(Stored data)
┏━━

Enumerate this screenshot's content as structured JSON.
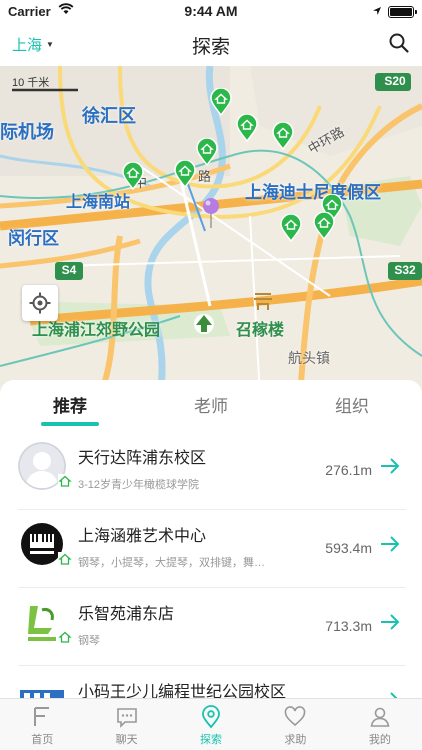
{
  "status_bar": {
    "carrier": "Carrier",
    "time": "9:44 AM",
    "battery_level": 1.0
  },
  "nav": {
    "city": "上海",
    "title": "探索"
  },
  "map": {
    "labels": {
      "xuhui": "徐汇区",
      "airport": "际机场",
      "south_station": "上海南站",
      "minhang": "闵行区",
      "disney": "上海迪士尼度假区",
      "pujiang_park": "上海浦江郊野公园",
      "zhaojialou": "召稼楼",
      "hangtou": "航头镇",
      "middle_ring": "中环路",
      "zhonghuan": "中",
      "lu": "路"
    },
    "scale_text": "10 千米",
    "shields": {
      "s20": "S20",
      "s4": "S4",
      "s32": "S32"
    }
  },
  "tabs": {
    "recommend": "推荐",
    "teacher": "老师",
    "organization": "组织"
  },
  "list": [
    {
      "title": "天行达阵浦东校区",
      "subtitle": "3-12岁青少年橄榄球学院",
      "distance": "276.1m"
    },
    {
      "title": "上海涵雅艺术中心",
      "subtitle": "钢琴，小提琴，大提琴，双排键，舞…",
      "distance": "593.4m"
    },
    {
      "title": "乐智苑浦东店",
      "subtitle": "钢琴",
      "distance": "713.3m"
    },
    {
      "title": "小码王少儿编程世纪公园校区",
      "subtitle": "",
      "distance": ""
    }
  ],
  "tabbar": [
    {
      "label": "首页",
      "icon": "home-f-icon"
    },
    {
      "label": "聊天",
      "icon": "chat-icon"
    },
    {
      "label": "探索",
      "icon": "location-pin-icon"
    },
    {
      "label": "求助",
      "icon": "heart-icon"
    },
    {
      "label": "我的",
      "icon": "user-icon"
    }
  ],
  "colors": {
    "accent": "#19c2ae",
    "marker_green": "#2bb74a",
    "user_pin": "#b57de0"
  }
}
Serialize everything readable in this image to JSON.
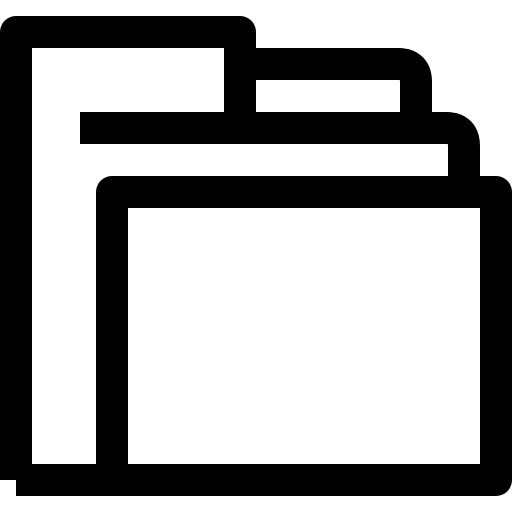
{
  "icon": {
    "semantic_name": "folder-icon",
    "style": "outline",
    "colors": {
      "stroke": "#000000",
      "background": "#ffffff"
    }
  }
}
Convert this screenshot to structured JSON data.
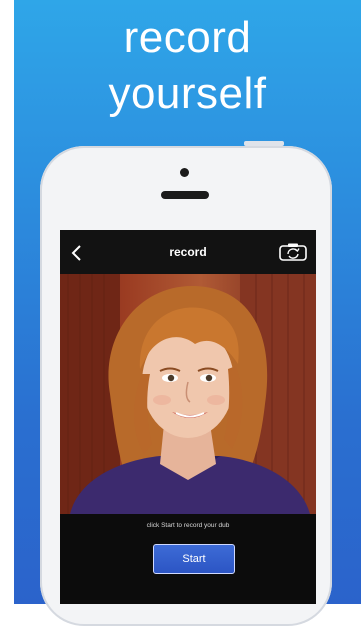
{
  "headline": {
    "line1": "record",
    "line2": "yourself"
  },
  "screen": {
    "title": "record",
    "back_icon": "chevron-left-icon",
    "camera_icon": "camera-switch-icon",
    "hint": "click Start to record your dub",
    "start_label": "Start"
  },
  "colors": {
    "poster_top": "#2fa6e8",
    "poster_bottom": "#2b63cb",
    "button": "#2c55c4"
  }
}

┗━━

What the task requires => Write out every record above exactly as it stands, but leave out the pictures.

Task answer =>
Enumerate this screenshot's content as structured JSON.
{
  "status_bar": {
    "carrier": "Carrier",
    "time": "9:44 AM",
    "battery_level": 1.0
  },
  "nav": {
    "city": "上海",
    "title": "探索"
  },
  "map": {
    "labels": {
      "xuhui": "徐汇区",
      "airport": "际机场",
      "south_station": "上海南站",
      "minhang": "闵行区",
      "disney": "上海迪士尼度假区",
      "pujiang_park": "上海浦江郊野公园",
      "zhaojialou": "召稼楼",
      "hangtou": "航头镇",
      "middle_ring": "中环路",
      "zhonghuan": "中",
      "lu": "路"
    },
    "scale_text": "10 千米",
    "shields": {
      "s20": "S20",
      "s4": "S4",
      "s32": "S32"
    }
  },
  "tabs": {
    "recommend": "推荐",
    "teacher": "老师",
    "organization": "组织"
  },
  "list": [
    {
      "title": "天行达阵浦东校区",
      "subtitle": "3-12岁青少年橄榄球学院",
      "distance": "276.1m"
    },
    {
      "title": "上海涵雅艺术中心",
      "subtitle": "钢琴，小提琴，大提琴，双排键，舞…",
      "distance": "593.4m"
    },
    {
      "title": "乐智苑浦东店",
      "subtitle": "钢琴",
      "distance": "713.3m"
    },
    {
      "title": "小码王少儿编程世纪公园校区",
      "subtitle": "",
      "distance": ""
    }
  ],
  "tabbar": [
    {
      "label": "首页",
      "icon": "home-f-icon"
    },
    {
      "label": "聊天",
      "icon": "chat-icon"
    },
    {
      "label": "探索",
      "icon": "location-pin-icon"
    },
    {
      "label": "求助",
      "icon": "heart-icon"
    },
    {
      "label": "我的",
      "icon": "user-icon"
    }
  ],
  "colors": {
    "accent": "#19c2ae",
    "marker_green": "#2bb74a",
    "user_pin": "#b57de0"
  }
}
Serialize everything readable in this image to JSON.
{
  "icon": {
    "semantic_name": "folder-icon",
    "style": "outline",
    "colors": {
      "stroke": "#000000",
      "background": "#ffffff"
    }
  }
}
Convert this screenshot to structured JSON data.
{
  "headline": {
    "line1": "record",
    "line2": "yourself"
  },
  "screen": {
    "title": "record",
    "back_icon": "chevron-left-icon",
    "camera_icon": "camera-switch-icon",
    "hint": "click Start to record your dub",
    "start_label": "Start"
  },
  "colors": {
    "poster_top": "#2fa6e8",
    "poster_bottom": "#2b63cb",
    "button": "#2c55c4"
  }
}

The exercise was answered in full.